* [Exercise directions]: Reproduce the listing below exactly, minus its pictures.
————
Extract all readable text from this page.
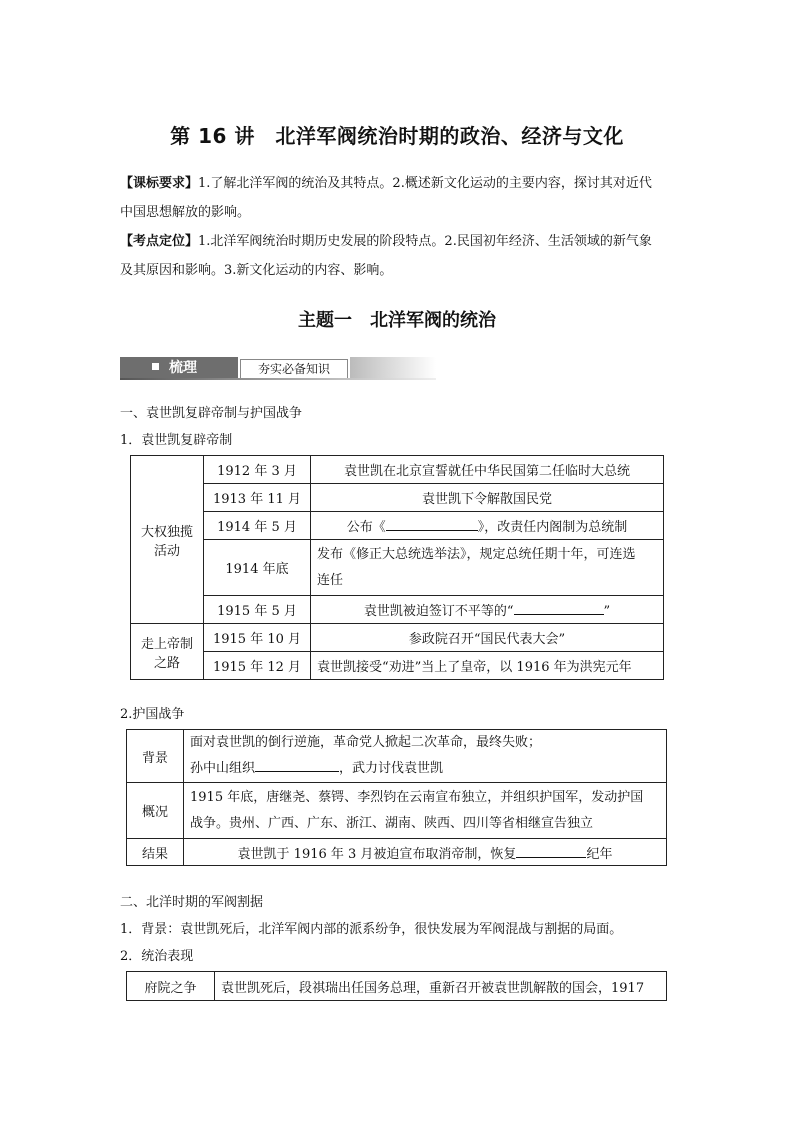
第 16 讲　北洋军阀统治时期的政治、经济与文化
【课标要求】1.了解北洋军阀的统治及其特点。2.概述新文化运动的主要内容，探讨其对近代
中国思想解放的影响。
【考点定位】1.北洋军阀统治时期历史发展的阶段特点。2.民国初年经济、生活领域的新气象
及其原因和影响。3.新文化运动的内容、影响。
主题一　北洋军阀的统治
梳理	夯实必备知识
一、袁世凯复辟帝制与护国战争
1．袁世凯复辟帝制
大权独揽
活动	1912 年 3 月	袁世凯在北京宣誓就任中华民国第二任临时大总统
	1913 年 11 月	袁世凯下令解散国民党
	1914 年 5 月	公布《 》，改责任内阁制为总统制
	1914 年底	发布《修正大总统选举法》，规定总统任期十年，可连选
连任
	1915 年 5 月	袁世凯被迫签订不平等的“ ”
走上帝制
之路	1915 年 10 月	参政院召开“国民代表大会”
	1915 年 12 月	袁世凯接受“劝进”当上了皇帝，以 1916 年为洪宪元年
2.护国战争
背景	面对袁世凯的倒行逆施，革命党人掀起二次革命，最终失败；
孙中山组织 ，武力讨伐袁世凯
概况	1915 年底，唐继尧、蔡锷、李烈钧在云南宣布独立，并组织护国军，发动护国
战争。贵州、广西、广东、浙江、湖南、陕西、四川等省相继宣告独立
结果	袁世凯于 1916 年 3 月被迫宣布取消帝制，恢复 纪年
二、北洋时期的军阀割据
1．背景：袁世凯死后，北洋军阀内部的派系纷争，很快发展为军阀混战与割据的局面。
2．统治表现
府院之争	袁世凯死后，段祺瑞出任国务总理，重新召开被袁世凯解散的国会，1917
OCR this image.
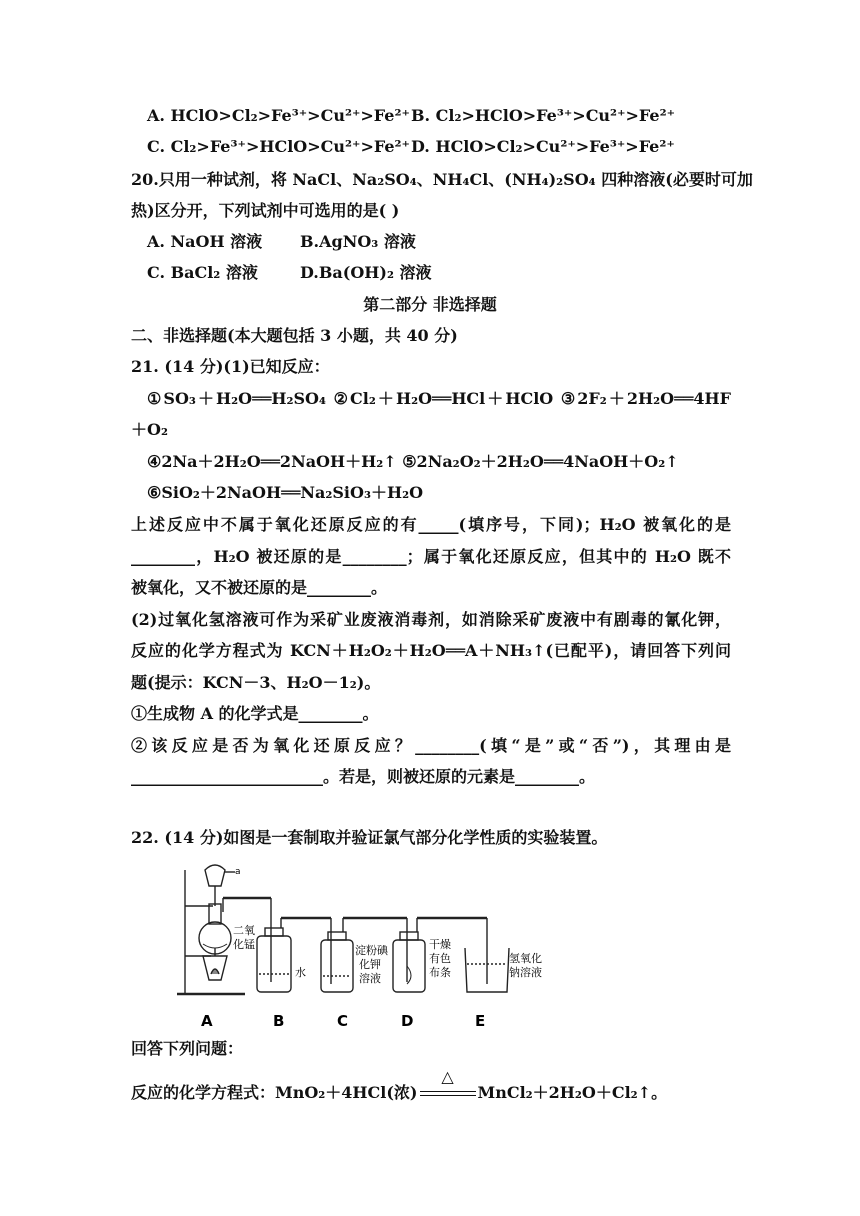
A. HClO>Cl₂>Fe³⁺>Cu²⁺>Fe²⁺ B. Cl₂>HClO>Fe³⁺>Cu²⁺>Fe²⁺
C. Cl₂>Fe³⁺>HClO>Cu²⁺>Fe²⁺ D. HClO>Cl₂>Cu²⁺>Fe³⁺>Fe²⁺
20.只用一种试剂，将 NaCl、Na₂SO₄、NH₄Cl、(NH₄)₂SO₄ 四种溶液(必要时可加
热)区分开，下列试剂中可选用的是( )
A. NaOH 溶液 B.AgNO₃ 溶液
C. BaCl₂ 溶液	D.Ba(OH)₂ 溶液
第二部分 非选择题
二、非选择题(本大题包括 3 小题，共 40 分)
21. (14 分)(1)已知反应：
①SO₃＋H₂O══H₂SO₄ ②Cl₂＋H₂O══HCl＋HClO ③2F₂＋2H₂O══4HF
＋O₂
④2Na＋2H₂O══2NaOH＋H₂↑ ⑤2Na₂O₂＋2H₂O══4NaOH＋O₂↑
⑥SiO₂＋2NaOH══Na₂SiO₃＋H₂O
上述反应中不属于氧化还原反应的有_____(填序号，下同)；H₂O 被氧化的是
________，H₂O 被还原的是________；属于氧化还原反应，但其中的 H₂O 既不
被氧化，又不被还原的是________。
(2)过氧化氢溶液可作为采矿业废液消毒剂，如消除采矿废液中有剧毒的氰化钾，
反应的化学方程式为 KCN＋H₂O₂＋H₂O══A＋NH₃↑(已配平)，请回答下列问
题(提示：KCN－3、H₂O－1₂)。
①生成物 A 的化学式是________。
②该反应是否为氧化还原反应？________(填“是”或“否”)，其理由是
________________________。若是，则被还原的元素是________。
22. (14 分)如图是一套制取并验证氯气部分化学性质的实验装置。
a
二氧
化锰
水
淀粉碘
化钾
溶液
干燥
有色
布条
氢氧化
钠溶液
A	B	C	D	E
回答下列问题：
反应的化学方程式：MnO₂＋4HCl(浓)
△
MnCl₂＋2H₂O＋Cl₂↑。
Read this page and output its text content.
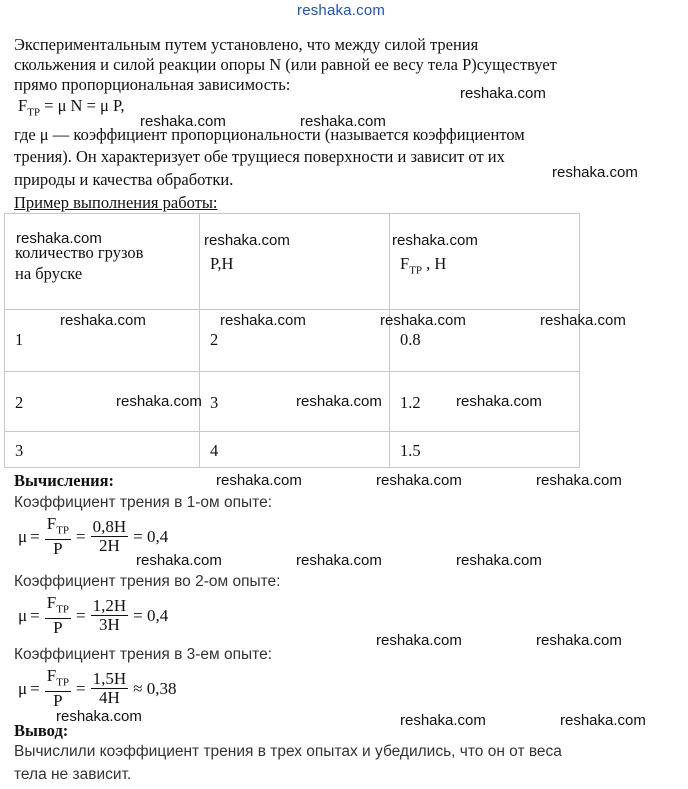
reshaka.com
Экспериментальным путем установлено, что между силой трения
скольжения и силой реакции опоры N (или равной ее весу тела P)существует
прямо пропорциональная зависимость:
$F_{ТР} = \mu$ N = μ P,
где μ — коэффициент пропорциональности (называется коэффициентом
трения). Он характеризует обе трущиеся поверхности и зависит от их
природы и качества обработки.
Пример выполнения работы:
количество грузов
на бруске	P,Н	$F_{ТР}$ , Н

1	2	0.8

2	3	1.2

3	4	1.5
Вычисления:
Коэффициент трения в 1-ом опыте:
$\mu = \frac{F_{ТР}}{P} = \frac{0,8Н}{2Н} = 0,4$
Коэффициент трения во 2-ом опыте:
$\mu = \frac{F_{ТР}}{P} = \frac{1,2Н}{3Н} = 0,4$
Коэффициент трения в 3-ем опыте:
$\mu = \frac{F_{ТР}}{P} = \frac{1,5Н}{4Н} \approx 0,38$
Вывод:
Вычислили коэффициент трения в трех опытах и убедились, что он от веса
тела не зависит.
reshaka.com
reshaka.com	reshaka.com
reshaka.com
reshaka.com	reshaka.com	reshaka.com
reshaka.com	reshaka.com	reshaka.com	reshaka.com
reshaka.com	reshaka.com	reshaka.com
reshaka.com	reshaka.com	reshaka.com
reshaka.com	reshaka.com	reshaka.com
reshaka.com	reshaka.com
reshaka.com	reshaka.com	reshaka.com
————
* [Response]:
Extract all readable text from this page.
第 16 讲　北洋军阀统治时期的政治、经济与文化
【课标要求】1.了解北洋军阀的统治及其特点。2.概述新文化运动的主要内容，探讨其对近代
中国思想解放的影响。
【考点定位】1.北洋军阀统治时期历史发展的阶段特点。2.民国初年经济、生活领域的新气象
及其原因和影响。3.新文化运动的内容、影响。
主题一　北洋军阀的统治
梳理	夯实必备知识
一、袁世凯复辟帝制与护国战争
1．袁世凯复辟帝制
大权独揽
活动	1912 年 3 月	袁世凯在北京宣誓就任中华民国第二任临时大总统
	1913 年 11 月	袁世凯下令解散国民党
	1914 年 5 月	公布《 》，改责任内阁制为总统制
	1914 年底	发布《修正大总统选举法》，规定总统任期十年，可连选
连任
	1915 年 5 月	袁世凯被迫签订不平等的“ ”
走上帝制
之路	1915 年 10 月	参政院召开“国民代表大会”
	1915 年 12 月	袁世凯接受“劝进”当上了皇帝，以 1916 年为洪宪元年
2.护国战争
背景	面对袁世凯的倒行逆施，革命党人掀起二次革命，最终失败；
孙中山组织 ，武力讨伐袁世凯
概况	1915 年底，唐继尧、蔡锷、李烈钧在云南宣布独立，并组织护国军，发动护国
战争。贵州、广西、广东、浙江、湖南、陕西、四川等省相继宣告独立
结果	袁世凯于 1916 年 3 月被迫宣布取消帝制，恢复 纪年
二、北洋时期的军阀割据
1．背景：袁世凯死后，北洋军阀内部的派系纷争，很快发展为军阀混战与割据的局面。
2．统治表现
府院之争	袁世凯死后，段祺瑞出任国务总理，重新召开被袁世凯解散的国会，1917
OCR this image.
A. HClO>Cl₂>Fe³⁺>Cu²⁺>Fe²⁺ B. Cl₂>HClO>Fe³⁺>Cu²⁺>Fe²⁺
C. Cl₂>Fe³⁺>HClO>Cu²⁺>Fe²⁺ D. HClO>Cl₂>Cu²⁺>Fe³⁺>Fe²⁺
20.只用一种试剂，将 NaCl、Na₂SO₄、NH₄Cl、(NH₄)₂SO₄ 四种溶液(必要时可加
热)区分开，下列试剂中可选用的是( )
A. NaOH 溶液 B.AgNO₃ 溶液
C. BaCl₂ 溶液	D.Ba(OH)₂ 溶液
第二部分 非选择题
二、非选择题(本大题包括 3 小题，共 40 分)
21. (14 分)(1)已知反应：
①SO₃＋H₂O══H₂SO₄ ②Cl₂＋H₂O══HCl＋HClO ③2F₂＋2H₂O══4HF
＋O₂
④2Na＋2H₂O══2NaOH＋H₂↑ ⑤2Na₂O₂＋2H₂O══4NaOH＋O₂↑
⑥SiO₂＋2NaOH══Na₂SiO₃＋H₂O
上述反应中不属于氧化还原反应的有_____(填序号，下同)；H₂O 被氧化的是
________，H₂O 被还原的是________；属于氧化还原反应，但其中的 H₂O 既不
被氧化，又不被还原的是________。
(2)过氧化氢溶液可作为采矿业废液消毒剂，如消除采矿废液中有剧毒的氰化钾，
反应的化学方程式为 KCN＋H₂O₂＋H₂O══A＋NH₃↑(已配平)，请回答下列问
题(提示：KCN－3、H₂O－1₂)。
①生成物 A 的化学式是________。
②该反应是否为氧化还原反应？________(填“是”或“否”)，其理由是
________________________。若是，则被还原的元素是________。
22. (14 分)如图是一套制取并验证氯气部分化学性质的实验装置。
a
二氧
化锰
水
淀粉碘
化钾
溶液
干燥
有色
布条
氢氧化
钠溶液
A	B	C	D	E
回答下列问题：
反应的化学方程式：MnO₂＋4HCl(浓)
△
MnCl₂＋2H₂O＋Cl₂↑。
Read this page and output its text content.
reshaka.com
Экспериментальным путем установлено, что между силой трения
скольжения и силой реакции опоры N (или равной ее весу тела P)существует
прямо пропорциональная зависимость:
$F_{ТР} = \mu$ N = μ P,
где μ — коэффициент пропорциональности (называется коэффициентом
трения). Он характеризует обе трущиеся поверхности и зависит от их
природы и качества обработки.
Пример выполнения работы:
количество грузов
на бруске	P,Н	$F_{ТР}$ , Н

1	2	0.8

2	3	1.2

3	4	1.5
Вычисления:
Коэффициент трения в 1-ом опыте:
$\mu = \frac{F_{ТР}}{P} = \frac{0,8Н}{2Н} = 0,4$
Коэффициент трения во 2-ом опыте:
$\mu = \frac{F_{ТР}}{P} = \frac{1,2Н}{3Н} = 0,4$
Коэффициент трения в 3-ем опыте:
$\mu = \frac{F_{ТР}}{P} = \frac{1,5Н}{4Н} \approx 0,38$
Вывод:
Вычислили коэффициент трения в трех опытах и убедились, что он от веса
тела не зависит.
reshaka.com
reshaka.com	reshaka.com
reshaka.com
reshaka.com	reshaka.com	reshaka.com
reshaka.com	reshaka.com	reshaka.com	reshaka.com
reshaka.com	reshaka.com	reshaka.com
reshaka.com	reshaka.com	reshaka.com
reshaka.com	reshaka.com	reshaka.com
reshaka.com	reshaka.com
reshaka.com	reshaka.com	reshaka.com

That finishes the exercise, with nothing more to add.